■ **TO DO**: Repeat the listing in full. Nothing may be added or left out.

■ **DATA SECTION**:
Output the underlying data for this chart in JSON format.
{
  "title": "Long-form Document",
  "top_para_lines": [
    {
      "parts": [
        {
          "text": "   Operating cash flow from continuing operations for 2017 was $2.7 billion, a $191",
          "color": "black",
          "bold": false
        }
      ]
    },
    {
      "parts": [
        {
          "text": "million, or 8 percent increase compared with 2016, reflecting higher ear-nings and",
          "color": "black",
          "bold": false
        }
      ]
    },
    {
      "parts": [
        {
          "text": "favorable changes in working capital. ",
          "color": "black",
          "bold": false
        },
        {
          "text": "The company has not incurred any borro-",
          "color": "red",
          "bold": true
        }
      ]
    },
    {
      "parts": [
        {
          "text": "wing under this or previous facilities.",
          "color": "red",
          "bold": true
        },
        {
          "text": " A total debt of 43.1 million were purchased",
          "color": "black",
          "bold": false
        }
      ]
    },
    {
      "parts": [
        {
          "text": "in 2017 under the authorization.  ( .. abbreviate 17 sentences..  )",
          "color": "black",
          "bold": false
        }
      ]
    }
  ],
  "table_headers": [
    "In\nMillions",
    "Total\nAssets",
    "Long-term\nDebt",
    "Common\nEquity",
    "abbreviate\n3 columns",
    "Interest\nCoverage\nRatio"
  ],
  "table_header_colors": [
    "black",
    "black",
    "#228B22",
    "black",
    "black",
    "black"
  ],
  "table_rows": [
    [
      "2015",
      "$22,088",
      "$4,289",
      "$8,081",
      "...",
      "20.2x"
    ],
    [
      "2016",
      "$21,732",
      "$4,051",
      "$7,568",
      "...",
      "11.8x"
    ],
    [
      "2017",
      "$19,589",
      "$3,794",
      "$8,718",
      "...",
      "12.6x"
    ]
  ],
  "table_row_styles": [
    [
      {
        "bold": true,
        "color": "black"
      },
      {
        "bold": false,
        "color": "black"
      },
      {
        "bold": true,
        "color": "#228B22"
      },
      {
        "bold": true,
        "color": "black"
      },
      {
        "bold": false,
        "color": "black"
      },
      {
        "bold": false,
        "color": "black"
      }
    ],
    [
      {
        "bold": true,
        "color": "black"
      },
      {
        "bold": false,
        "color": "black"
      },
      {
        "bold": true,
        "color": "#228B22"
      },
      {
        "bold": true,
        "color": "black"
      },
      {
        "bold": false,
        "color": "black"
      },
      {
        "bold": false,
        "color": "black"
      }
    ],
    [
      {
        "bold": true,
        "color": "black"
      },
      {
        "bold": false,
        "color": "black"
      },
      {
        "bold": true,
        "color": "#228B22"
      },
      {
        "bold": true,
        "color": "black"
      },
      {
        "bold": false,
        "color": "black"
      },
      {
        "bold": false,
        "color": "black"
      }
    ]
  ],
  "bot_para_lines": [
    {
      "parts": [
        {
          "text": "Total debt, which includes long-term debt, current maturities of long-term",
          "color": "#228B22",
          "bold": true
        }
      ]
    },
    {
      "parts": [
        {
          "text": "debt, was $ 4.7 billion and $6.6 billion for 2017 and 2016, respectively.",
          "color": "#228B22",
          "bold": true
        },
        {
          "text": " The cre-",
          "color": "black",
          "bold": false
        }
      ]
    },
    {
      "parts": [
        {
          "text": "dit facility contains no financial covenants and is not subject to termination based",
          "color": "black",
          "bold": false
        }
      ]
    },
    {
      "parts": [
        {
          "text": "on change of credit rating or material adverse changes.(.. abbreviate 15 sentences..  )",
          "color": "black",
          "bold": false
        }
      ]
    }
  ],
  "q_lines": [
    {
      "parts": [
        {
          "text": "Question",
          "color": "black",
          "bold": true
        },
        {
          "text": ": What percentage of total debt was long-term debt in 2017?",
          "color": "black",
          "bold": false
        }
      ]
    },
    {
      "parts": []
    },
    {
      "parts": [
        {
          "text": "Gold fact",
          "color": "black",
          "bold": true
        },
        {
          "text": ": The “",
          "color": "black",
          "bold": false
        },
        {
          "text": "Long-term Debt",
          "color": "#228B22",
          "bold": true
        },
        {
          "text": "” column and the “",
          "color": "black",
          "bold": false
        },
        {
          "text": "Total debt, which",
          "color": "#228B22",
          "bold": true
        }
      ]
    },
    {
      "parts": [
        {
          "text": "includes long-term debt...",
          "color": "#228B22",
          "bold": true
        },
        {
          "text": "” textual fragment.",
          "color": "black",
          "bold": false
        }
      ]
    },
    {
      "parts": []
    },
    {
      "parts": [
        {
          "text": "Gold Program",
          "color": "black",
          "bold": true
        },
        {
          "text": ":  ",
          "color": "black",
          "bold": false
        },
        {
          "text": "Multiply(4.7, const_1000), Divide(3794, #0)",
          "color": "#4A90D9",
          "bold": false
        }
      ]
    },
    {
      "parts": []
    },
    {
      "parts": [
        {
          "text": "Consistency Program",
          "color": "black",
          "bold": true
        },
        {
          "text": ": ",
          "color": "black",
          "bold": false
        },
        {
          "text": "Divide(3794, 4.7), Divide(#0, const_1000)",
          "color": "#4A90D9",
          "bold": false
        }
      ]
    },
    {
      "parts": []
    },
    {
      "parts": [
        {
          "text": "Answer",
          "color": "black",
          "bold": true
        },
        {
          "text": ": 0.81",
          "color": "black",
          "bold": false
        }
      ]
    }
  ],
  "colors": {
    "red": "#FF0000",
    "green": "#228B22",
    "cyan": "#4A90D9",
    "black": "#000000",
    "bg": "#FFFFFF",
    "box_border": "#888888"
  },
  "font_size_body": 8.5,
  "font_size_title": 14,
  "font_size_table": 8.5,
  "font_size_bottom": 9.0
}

■ **OUTPUT OF THE TASK**:
Output the underlying data for this chart in JSON format.
{
  "title": "Long-form Document",
  "top_para_lines": [
    {
      "parts": [
        {
          "text": "   Operating cash flow from continuing operations for 2017 was $2.7 billion, a $191",
          "color": "black",
          "bold": false
        }
      ]
    },
    {
      "parts": [
        {
          "text": "million, or 8 percent increase compared with 2016, reflecting higher ear-nings and",
          "color": "black",
          "bold": false
        }
      ]
    },
    {
      "parts": [
        {
          "text": "favorable changes in working capital. ",
          "color": "black",
          "bold": false
        },
        {
          "text": "The company has not incurred any borro-",
          "color": "red",
          "bold": true
        }
      ]
    },
    {
      "parts": [
        {
          "text": "wing under this or previous facilities.",
          "color": "red",
          "bold": true
        },
        {
          "text": " A total debt of 43.1 million were purchased",
          "color": "black",
          "bold": false
        }
      ]
    },
    {
      "parts": [
        {
          "text": "in 2017 under the authorization.  ( .. abbreviate 17 sentences..  )",
          "color": "black",
          "bold": false
        }
      ]
    }
  ],
  "table_headers": [
    "In\nMillions",
    "Total\nAssets",
    "Long-term\nDebt",
    "Common\nEquity",
    "abbreviate\n3 columns",
    "Interest\nCoverage\nRatio"
  ],
  "table_header_colors": [
    "black",
    "black",
    "#228B22",
    "black",
    "black",
    "black"
  ],
  "table_rows": [
    [
      "2015",
      "$22,088",
      "$4,289",
      "$8,081",
      "...",
      "20.2x"
    ],
    [
      "2016",
      "$21,732",
      "$4,051",
      "$7,568",
      "...",
      "11.8x"
    ],
    [
      "2017",
      "$19,589",
      "$3,794",
      "$8,718",
      "...",
      "12.6x"
    ]
  ],
  "table_row_styles": [
    [
      {
        "bold": true,
        "color": "black"
      },
      {
        "bold": false,
        "color": "black"
      },
      {
        "bold": true,
        "color": "#228B22"
      },
      {
        "bold": true,
        "color": "black"
      },
      {
        "bold": false,
        "color": "black"
      },
      {
        "bold": false,
        "color": "black"
      }
    ],
    [
      {
        "bold": true,
        "color": "black"
      },
      {
        "bold": false,
        "color": "black"
      },
      {
        "bold": true,
        "color": "#228B22"
      },
      {
        "bold": true,
        "color": "black"
      },
      {
        "bold": false,
        "color": "black"
      },
      {
        "bold": false,
        "color": "black"
      }
    ],
    [
      {
        "bold": true,
        "color": "black"
      },
      {
        "bold": false,
        "color": "black"
      },
      {
        "bold": true,
        "color": "#228B22"
      },
      {
        "bold": true,
        "color": "black"
      },
      {
        "bold": false,
        "color": "black"
      },
      {
        "bold": false,
        "color": "black"
      }
    ]
  ],
  "bot_para_lines": [
    {
      "parts": [
        {
          "text": "Total debt, which includes long-term debt, current maturities of long-term",
          "color": "#228B22",
          "bold": true
        }
      ]
    },
    {
      "parts": [
        {
          "text": "debt, was $ 4.7 billion and $6.6 billion for 2017 and 2016, respectively.",
          "color": "#228B22",
          "bold": true
        },
        {
          "text": " The cre-",
          "color": "black",
          "bold": false
        }
      ]
    },
    {
      "parts": [
        {
          "text": "dit facility contains no financial covenants and is not subject to termination based",
          "color": "black",
          "bold": false
        }
      ]
    },
    {
      "parts": [
        {
          "text": "on change of credit rating or material adverse changes.(.. abbreviate 15 sentences..  )",
          "color": "black",
          "bold": false
        }
      ]
    }
  ],
  "q_lines": [
    {
      "parts": [
        {
          "text": "Question",
          "color": "black",
          "bold": true
        },
        {
          "text": ": What percentage of total debt was long-term debt in 2017?",
          "color": "black",
          "bold": false
        }
      ]
    },
    {
      "parts": []
    },
    {
      "parts": [
        {
          "text": "Gold fact",
          "color": "black",
          "bold": true
        },
        {
          "text": ": The “",
          "color": "black",
          "bold": false
        },
        {
          "text": "Long-term Debt",
          "color": "#228B22",
          "bold": true
        },
        {
          "text": "” column and the “",
          "color": "black",
          "bold": false
        },
        {
          "text": "Total debt, which",
          "color": "#228B22",
          "bold": true
        }
      ]
    },
    {
      "parts": [
        {
          "text": "includes long-term debt...",
          "color": "#228B22",
          "bold": true
        },
        {
          "text": "” textual fragment.",
          "color": "black",
          "bold": false
        }
      ]
    },
    {
      "parts": []
    },
    {
      "parts": [
        {
          "text": "Gold Program",
          "color": "black",
          "bold": true
        },
        {
          "text": ":  ",
          "color": "black",
          "bold": false
        },
        {
          "text": "Multiply(4.7, const_1000), Divide(3794, #0)",
          "color": "#4A90D9",
          "bold": false
        }
      ]
    },
    {
      "parts": []
    },
    {
      "parts": [
        {
          "text": "Consistency Program",
          "color": "black",
          "bold": true
        },
        {
          "text": ": ",
          "color": "black",
          "bold": false
        },
        {
          "text": "Divide(3794, 4.7), Divide(#0, const_1000)",
          "color": "#4A90D9",
          "bold": false
        }
      ]
    },
    {
      "parts": []
    },
    {
      "parts": [
        {
          "text": "Answer",
          "color": "black",
          "bold": true
        },
        {
          "text": ": 0.81",
          "color": "black",
          "bold": false
        }
      ]
    }
  ],
  "colors": {
    "red": "#FF0000",
    "green": "#228B22",
    "cyan": "#4A90D9",
    "black": "#000000",
    "bg": "#FFFFFF",
    "box_border": "#888888"
  },
  "font_size_body": 8.5,
  "font_size_title": 14,
  "font_size_table": 8.5,
  "font_size_bottom": 9.0
}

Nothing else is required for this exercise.